▸ **Task instructions**
Don't copy the pictures; return every other part of the records exactly.

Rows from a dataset
+--
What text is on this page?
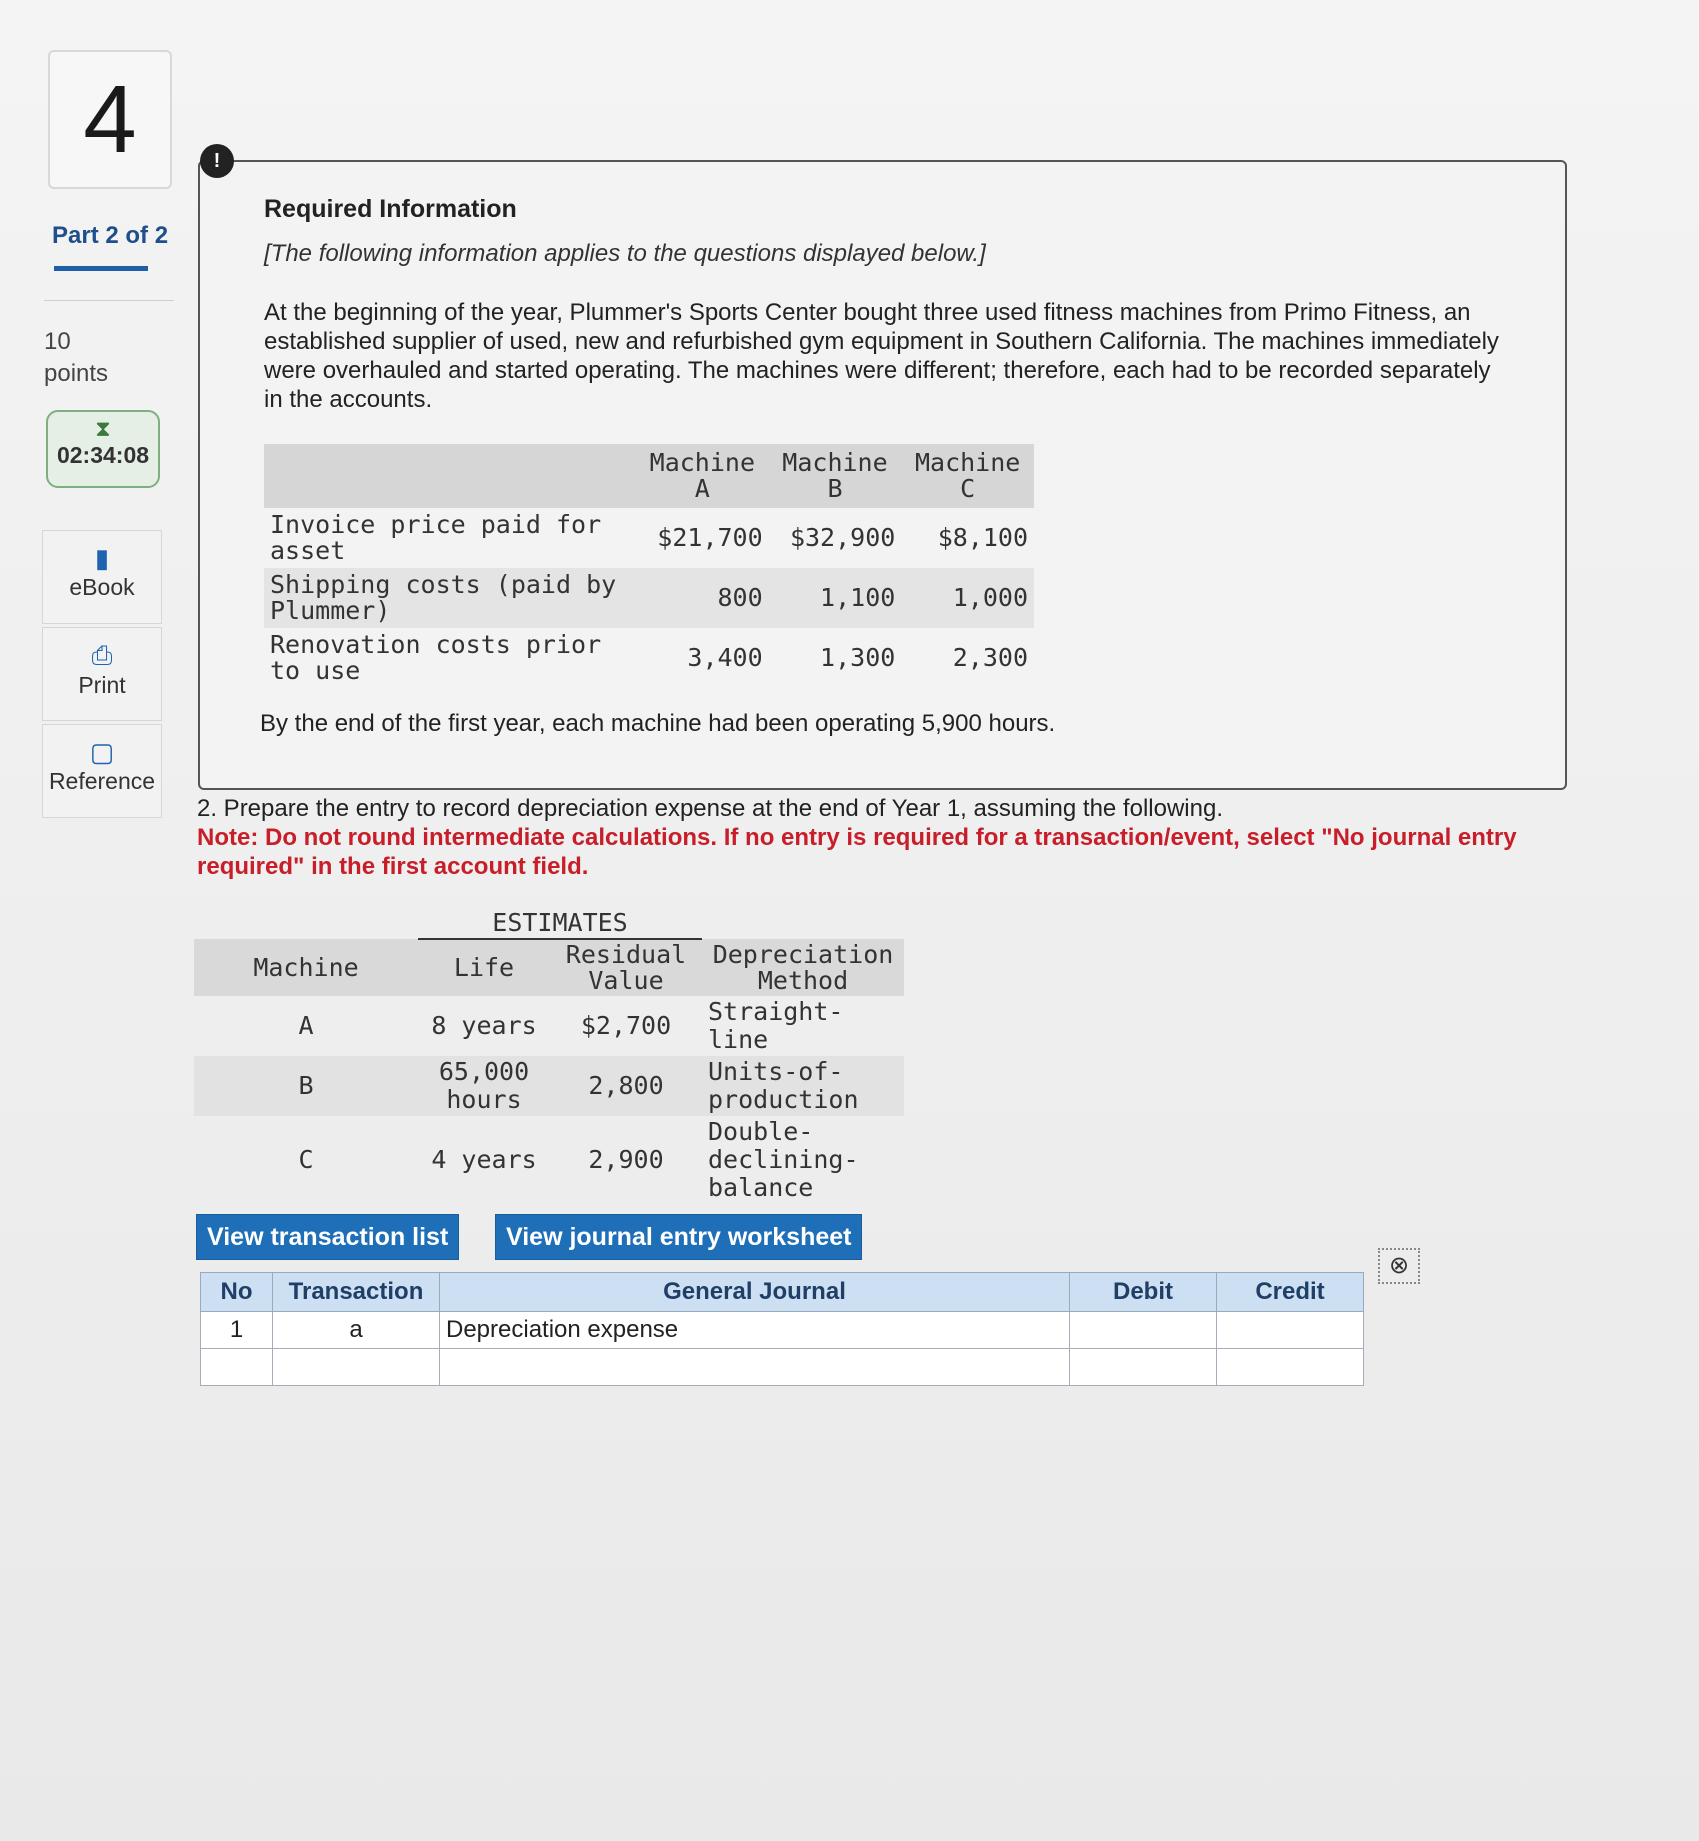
4
Part 2 of 2
10
points
⧗
02:34:08
▮
eBook
⎙
Print
▢
Reference
!
Required Information
[The following information applies to the questions displayed below.]
At the beginning of the year, Plummer's Sports Center bought three used fitness machines from Primo Fitness, an established supplier of used, new and refurbished gym equipment in Southern California. The machines immediately were overhauled and started operating. The machines were different; therefore, each had to be recorded separately in the accounts.
	Machine A	Machine B	Machine C
Invoice price paid for asset	$21,700	$32,900	$8,100
Shipping costs (paid by Plummer)	800	1,100	1,000
Renovation costs prior to use	3,400	1,300	2,300
By the end of the first year, each machine had been operating 5,900 hours.
2. Prepare the entry to record depreciation expense at the end of Year 1, assuming the following.
Note: Do not round intermediate calculations. If no entry is required for a transaction/event, select "No journal entry required" in the first account field.
	ESTIMATES		
Machine	Life	Residual Value	Depreciation Method
A	8 years	$2,700	Straight-line
B	65,000 hours	2,800	Units-of-production
C	4 years	2,900	Double-declining-balance
View transaction list	View journal entry worksheet
⊗
No	Transaction	General Journal	Debit	Credit
1	a	Depreciation expense		
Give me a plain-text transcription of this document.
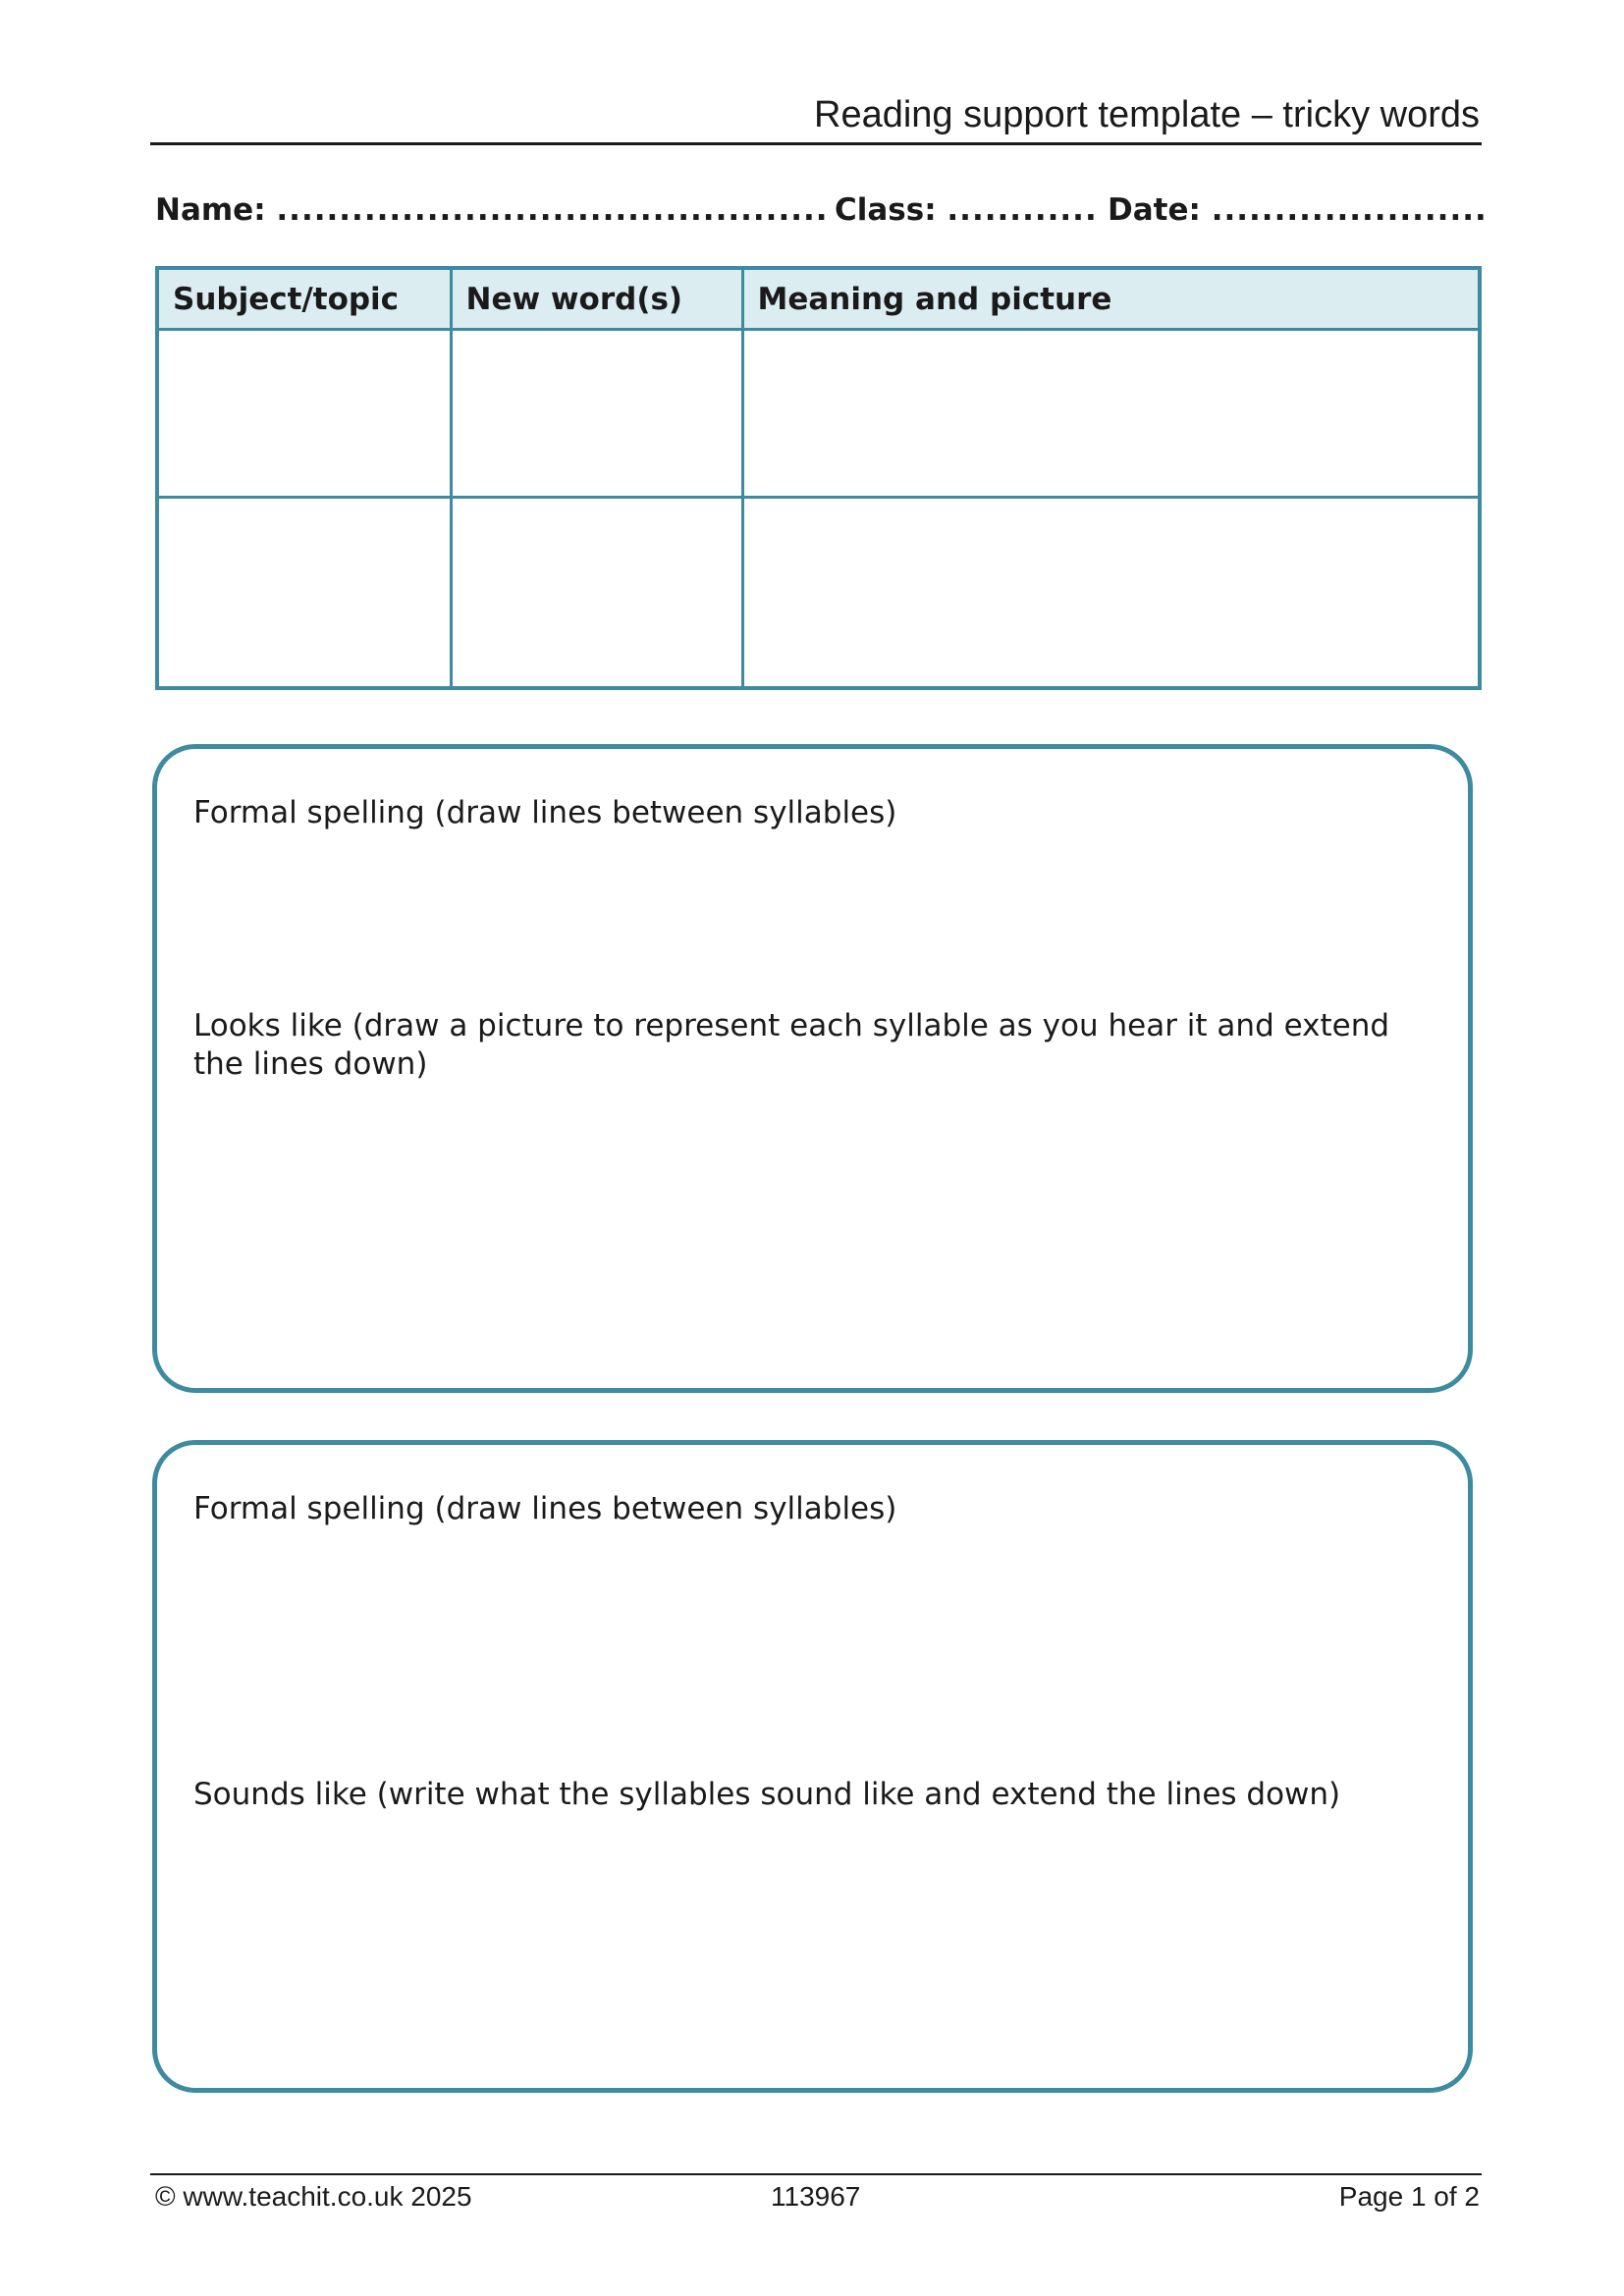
Reading support template – tricky words
Name: ............................................ Class: ............ Date: ......................
Subject/topic	New word(s)	Meaning and picture

Formal spelling (draw lines between syllables)
Looks like (draw a picture to represent each syllable as you hear it and extend the lines down)
Formal spelling (draw lines between syllables)
Sounds like (write what the syllables sound like and extend the lines down)
© www.teachit.co.uk 2025	113967	Page 1 of 2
+--
▸ **Expected answer**
What text is on this page?
4
Part 2 of 2
10
points
⧗
02:34:08
▮
eBook
⎙
Print
▢
Reference
!
Required Information
[The following information applies to the questions displayed below.]
At the beginning of the year, Plummer's Sports Center bought three used fitness machines from Primo Fitness, an established supplier of used, new and refurbished gym equipment in Southern California. The machines immediately were overhauled and started operating. The machines were different; therefore, each had to be recorded separately in the accounts.
	Machine A	Machine B	Machine C
Invoice price paid for asset	$21,700	$32,900	$8,100
Shipping costs (paid by Plummer)	800	1,100	1,000
Renovation costs prior to use	3,400	1,300	2,300
By the end of the first year, each machine had been operating 5,900 hours.
2. Prepare the entry to record depreciation expense at the end of Year 1, assuming the following.
Note: Do not round intermediate calculations. If no entry is required for a transaction/event, select "No journal entry required" in the first account field.
	ESTIMATES		
Machine	Life	Residual Value	Depreciation Method
A	8 years	$2,700	Straight-line
B	65,000 hours	2,800	Units-of-production
C	4 years	2,900	Double-declining-balance
View transaction list	View journal entry worksheet
⊗
No	Transaction	General Journal	Debit	Credit
1	a	Depreciation expense		
Give me a plain-text transcription of this document.
Reading support template – tricky words
Name: ............................................ Class: ............ Date: ......................
Subject/topic	New word(s)	Meaning and picture

Formal spelling (draw lines between syllables)
Looks like (draw a picture to represent each syllable as you hear it and extend the lines down)
Formal spelling (draw lines between syllables)
Sounds like (write what the syllables sound like and extend the lines down)
© www.teachit.co.uk 2025	113967	Page 1 of 2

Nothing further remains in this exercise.